GIVEN REQUEST:
Copy the listing below word for word, changing nothing.

DATASET CONTENT:

----------------------------------------

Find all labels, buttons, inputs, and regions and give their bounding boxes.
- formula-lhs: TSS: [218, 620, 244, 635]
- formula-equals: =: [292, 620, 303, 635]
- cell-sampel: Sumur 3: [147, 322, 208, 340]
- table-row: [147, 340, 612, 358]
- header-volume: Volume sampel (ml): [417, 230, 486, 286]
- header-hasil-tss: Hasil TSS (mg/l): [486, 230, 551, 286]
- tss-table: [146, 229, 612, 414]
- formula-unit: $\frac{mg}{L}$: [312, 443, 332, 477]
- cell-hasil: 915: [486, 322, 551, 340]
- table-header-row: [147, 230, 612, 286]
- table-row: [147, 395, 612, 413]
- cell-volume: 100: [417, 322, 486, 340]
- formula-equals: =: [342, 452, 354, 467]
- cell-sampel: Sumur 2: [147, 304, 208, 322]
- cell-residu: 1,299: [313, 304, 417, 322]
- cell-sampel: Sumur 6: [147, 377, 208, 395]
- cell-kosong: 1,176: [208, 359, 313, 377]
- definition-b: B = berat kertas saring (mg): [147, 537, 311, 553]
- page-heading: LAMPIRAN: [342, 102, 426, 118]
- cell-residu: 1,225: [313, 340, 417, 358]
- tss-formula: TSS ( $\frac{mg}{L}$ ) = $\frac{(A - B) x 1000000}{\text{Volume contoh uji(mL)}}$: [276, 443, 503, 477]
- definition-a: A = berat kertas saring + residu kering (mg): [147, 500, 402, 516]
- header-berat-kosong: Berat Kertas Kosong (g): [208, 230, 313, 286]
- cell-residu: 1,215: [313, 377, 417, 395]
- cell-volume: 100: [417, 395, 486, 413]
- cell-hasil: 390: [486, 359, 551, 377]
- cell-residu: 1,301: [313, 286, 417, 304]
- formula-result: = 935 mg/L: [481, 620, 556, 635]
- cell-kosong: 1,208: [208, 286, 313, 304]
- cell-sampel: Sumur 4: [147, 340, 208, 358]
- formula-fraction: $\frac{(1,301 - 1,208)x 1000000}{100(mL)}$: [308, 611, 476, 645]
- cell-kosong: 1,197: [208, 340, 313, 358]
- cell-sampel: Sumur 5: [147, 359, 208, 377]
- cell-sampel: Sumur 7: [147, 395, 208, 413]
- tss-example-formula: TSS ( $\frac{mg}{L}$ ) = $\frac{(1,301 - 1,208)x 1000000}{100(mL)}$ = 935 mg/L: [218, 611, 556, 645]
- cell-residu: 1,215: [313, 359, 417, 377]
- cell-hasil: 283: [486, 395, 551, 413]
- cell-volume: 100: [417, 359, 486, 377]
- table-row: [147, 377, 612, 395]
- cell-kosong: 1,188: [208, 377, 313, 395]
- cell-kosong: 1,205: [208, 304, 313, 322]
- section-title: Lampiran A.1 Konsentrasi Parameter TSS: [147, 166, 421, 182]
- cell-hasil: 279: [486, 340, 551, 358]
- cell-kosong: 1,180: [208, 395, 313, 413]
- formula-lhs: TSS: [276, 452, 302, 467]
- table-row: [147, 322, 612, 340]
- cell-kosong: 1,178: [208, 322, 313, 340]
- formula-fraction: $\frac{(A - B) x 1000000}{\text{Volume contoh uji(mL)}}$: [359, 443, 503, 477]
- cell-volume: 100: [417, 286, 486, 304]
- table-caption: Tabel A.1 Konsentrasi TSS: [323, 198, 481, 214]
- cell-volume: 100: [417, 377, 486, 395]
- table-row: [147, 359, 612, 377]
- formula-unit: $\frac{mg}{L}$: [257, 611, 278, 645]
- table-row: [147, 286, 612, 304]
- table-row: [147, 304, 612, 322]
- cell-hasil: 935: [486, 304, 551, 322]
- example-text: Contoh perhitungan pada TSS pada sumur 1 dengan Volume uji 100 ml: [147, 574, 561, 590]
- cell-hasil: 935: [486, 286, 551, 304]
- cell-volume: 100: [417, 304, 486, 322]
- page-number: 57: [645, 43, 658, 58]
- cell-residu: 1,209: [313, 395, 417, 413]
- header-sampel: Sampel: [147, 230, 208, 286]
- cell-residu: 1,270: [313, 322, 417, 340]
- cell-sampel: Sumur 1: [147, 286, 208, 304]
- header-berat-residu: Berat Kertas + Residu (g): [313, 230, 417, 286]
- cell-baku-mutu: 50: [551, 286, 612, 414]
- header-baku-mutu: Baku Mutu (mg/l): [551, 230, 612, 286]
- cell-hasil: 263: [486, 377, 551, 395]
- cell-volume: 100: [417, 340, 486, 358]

----------------------------------------

THE RESPONSE:
Find all labels, buttons, inputs, and regions and give their bounding boxes.
- formula-lhs: TSS: [218, 620, 244, 635]
- formula-equals: =: [292, 620, 303, 635]
- cell-sampel: Sumur 3: [147, 322, 208, 340]
- table-row: [147, 340, 612, 358]
- header-volume: Volume sampel (ml): [417, 230, 486, 286]
- header-hasil-tss: Hasil TSS (mg/l): [486, 230, 551, 286]
- tss-table: [146, 229, 612, 414]
- formula-unit: $\frac{mg}{L}$: [312, 443, 332, 477]
- cell-hasil: 915: [486, 322, 551, 340]
- table-header-row: [147, 230, 612, 286]
- table-row: [147, 395, 612, 413]
- cell-volume: 100: [417, 322, 486, 340]
- formula-equals: =: [342, 452, 354, 467]
- cell-sampel: Sumur 2: [147, 304, 208, 322]
- cell-residu: 1,299: [313, 304, 417, 322]
- cell-sampel: Sumur 6: [147, 377, 208, 395]
- cell-kosong: 1,176: [208, 359, 313, 377]
- definition-b: B = berat kertas saring (mg): [147, 537, 311, 553]
- page-heading: LAMPIRAN: [342, 102, 426, 118]
- cell-residu: 1,225: [313, 340, 417, 358]
- tss-formula: TSS ( $\frac{mg}{L}$ ) = $\frac{(A - B) x 1000000}{\text{Volume contoh uji(mL)}}$: [276, 443, 503, 477]
- definition-a: A = berat kertas saring + residu kering (mg): [147, 500, 402, 516]
- header-berat-kosong: Berat Kertas Kosong (g): [208, 230, 313, 286]
- cell-residu: 1,215: [313, 377, 417, 395]
- cell-volume: 100: [417, 395, 486, 413]
- cell-hasil: 390: [486, 359, 551, 377]
- cell-residu: 1,301: [313, 286, 417, 304]
- formula-result: = 935 mg/L: [481, 620, 556, 635]
- cell-kosong: 1,208: [208, 286, 313, 304]
- cell-sampel: Sumur 4: [147, 340, 208, 358]
- formula-fraction: $\frac{(1,301 - 1,208)x 1000000}{100(mL)}$: [308, 611, 476, 645]
- cell-kosong: 1,197: [208, 340, 313, 358]
- cell-sampel: Sumur 5: [147, 359, 208, 377]
- cell-sampel: Sumur 7: [147, 395, 208, 413]
- tss-example-formula: TSS ( $\frac{mg}{L}$ ) = $\frac{(1,301 - 1,208)x 1000000}{100(mL)}$ = 935 mg/L: [218, 611, 556, 645]
- cell-residu: 1,215: [313, 359, 417, 377]
- cell-hasil: 283: [486, 395, 551, 413]
- cell-volume: 100: [417, 359, 486, 377]
- table-row: [147, 377, 612, 395]
- cell-kosong: 1,188: [208, 377, 313, 395]
- cell-kosong: 1,205: [208, 304, 313, 322]
- section-title: Lampiran A.1 Konsentrasi Parameter TSS: [147, 166, 421, 182]
- cell-hasil: 279: [486, 340, 551, 358]
- cell-kosong: 1,180: [208, 395, 313, 413]
- formula-lhs: TSS: [276, 452, 302, 467]
- table-row: [147, 322, 612, 340]
- cell-kosong: 1,178: [208, 322, 313, 340]
- formula-fraction: $\frac{(A - B) x 1000000}{\text{Volume contoh uji(mL)}}$: [359, 443, 503, 477]
- cell-volume: 100: [417, 286, 486, 304]
- table-caption: Tabel A.1 Konsentrasi TSS: [323, 198, 481, 214]
- cell-volume: 100: [417, 377, 486, 395]
- table-row: [147, 359, 612, 377]
- formula-unit: $\frac{mg}{L}$: [257, 611, 278, 645]
- table-row: [147, 286, 612, 304]
- table-row: [147, 304, 612, 322]
- cell-hasil: 935: [486, 304, 551, 322]
- example-text: Contoh perhitungan pada TSS pada sumur 1 dengan Volume uji 100 ml: [147, 574, 561, 590]
- cell-hasil: 935: [486, 286, 551, 304]
- cell-volume: 100: [417, 304, 486, 322]
- page-number: 57: [645, 43, 658, 58]
- cell-residu: 1,209: [313, 395, 417, 413]
- header-sampel: Sampel: [147, 230, 208, 286]
- cell-residu: 1,270: [313, 322, 417, 340]
- cell-sampel: Sumur 1: [147, 286, 208, 304]
- header-berat-residu: Berat Kertas + Residu (g): [313, 230, 417, 286]
- cell-baku-mutu: 50: [551, 286, 612, 414]
- header-baku-mutu: Baku Mutu (mg/l): [551, 230, 612, 286]
- cell-hasil: 263: [486, 377, 551, 395]
- cell-volume: 100: [417, 340, 486, 358]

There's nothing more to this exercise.